# TASK DETAILS
Exactly reproduce the lines beginning with the line that includes "Give me the" and ending with the last line of the data.

#### TASK MATERIAL ####

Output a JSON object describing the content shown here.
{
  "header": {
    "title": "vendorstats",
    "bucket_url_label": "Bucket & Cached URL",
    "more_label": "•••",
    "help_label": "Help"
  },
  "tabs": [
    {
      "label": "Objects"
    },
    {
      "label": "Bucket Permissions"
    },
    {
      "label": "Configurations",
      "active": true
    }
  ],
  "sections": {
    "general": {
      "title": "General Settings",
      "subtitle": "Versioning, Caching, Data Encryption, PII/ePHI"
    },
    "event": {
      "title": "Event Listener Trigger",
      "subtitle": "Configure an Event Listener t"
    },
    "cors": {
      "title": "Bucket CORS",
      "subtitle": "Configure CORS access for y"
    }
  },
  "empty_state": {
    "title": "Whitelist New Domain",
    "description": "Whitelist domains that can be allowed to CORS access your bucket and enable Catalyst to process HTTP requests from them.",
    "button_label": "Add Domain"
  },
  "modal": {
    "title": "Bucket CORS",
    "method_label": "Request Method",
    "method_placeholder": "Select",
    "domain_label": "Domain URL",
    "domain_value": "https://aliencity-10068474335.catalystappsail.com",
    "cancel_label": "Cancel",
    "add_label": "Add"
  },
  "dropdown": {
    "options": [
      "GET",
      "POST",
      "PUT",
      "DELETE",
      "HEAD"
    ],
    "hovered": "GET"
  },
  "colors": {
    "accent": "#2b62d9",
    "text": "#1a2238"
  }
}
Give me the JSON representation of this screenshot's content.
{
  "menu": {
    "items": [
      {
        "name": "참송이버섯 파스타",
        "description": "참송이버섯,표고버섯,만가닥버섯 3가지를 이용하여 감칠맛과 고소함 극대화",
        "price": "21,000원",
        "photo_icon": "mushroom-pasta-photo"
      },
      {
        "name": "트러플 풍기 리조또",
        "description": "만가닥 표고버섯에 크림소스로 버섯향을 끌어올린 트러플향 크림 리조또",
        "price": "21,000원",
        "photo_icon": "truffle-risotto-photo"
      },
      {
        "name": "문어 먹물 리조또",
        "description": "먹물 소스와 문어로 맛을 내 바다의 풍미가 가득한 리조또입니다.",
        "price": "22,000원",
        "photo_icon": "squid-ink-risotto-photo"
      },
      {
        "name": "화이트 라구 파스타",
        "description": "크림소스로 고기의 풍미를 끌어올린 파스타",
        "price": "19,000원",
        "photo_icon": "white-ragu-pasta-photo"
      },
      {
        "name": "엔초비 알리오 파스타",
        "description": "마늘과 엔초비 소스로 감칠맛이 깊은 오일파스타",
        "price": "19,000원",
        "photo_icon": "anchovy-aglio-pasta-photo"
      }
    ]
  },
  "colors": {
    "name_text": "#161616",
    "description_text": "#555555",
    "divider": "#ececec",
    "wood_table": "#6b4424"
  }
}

####

# SOLUTION TO THIS PROBLEM
Give me the JSON representation of this screenshot's content.
{
  "menu": {
    "items": [
      {
        "name": "참송이버섯 파스타",
        "description": "참송이버섯,표고버섯,만가닥버섯 3가지를 이용하여 감칠맛과 고소함 극대화",
        "price": "21,000원",
        "photo_icon": "mushroom-pasta-photo"
      },
      {
        "name": "트러플 풍기 리조또",
        "description": "만가닥 표고버섯에 크림소스로 버섯향을 끌어올린 트러플향 크림 리조또",
        "price": "21,000원",
        "photo_icon": "truffle-risotto-photo"
      },
      {
        "name": "문어 먹물 리조또",
        "description": "먹물 소스와 문어로 맛을 내 바다의 풍미가 가득한 리조또입니다.",
        "price": "22,000원",
        "photo_icon": "squid-ink-risotto-photo"
      },
      {
        "name": "화이트 라구 파스타",
        "description": "크림소스로 고기의 풍미를 끌어올린 파스타",
        "price": "19,000원",
        "photo_icon": "white-ragu-pasta-photo"
      },
      {
        "name": "엔초비 알리오 파스타",
        "description": "마늘과 엔초비 소스로 감칠맛이 깊은 오일파스타",
        "price": "19,000원",
        "photo_icon": "anchovy-aglio-pasta-photo"
      }
    ]
  },
  "colors": {
    "name_text": "#161616",
    "description_text": "#555555",
    "divider": "#ececec",
    "wood_table": "#6b4424"
  }
}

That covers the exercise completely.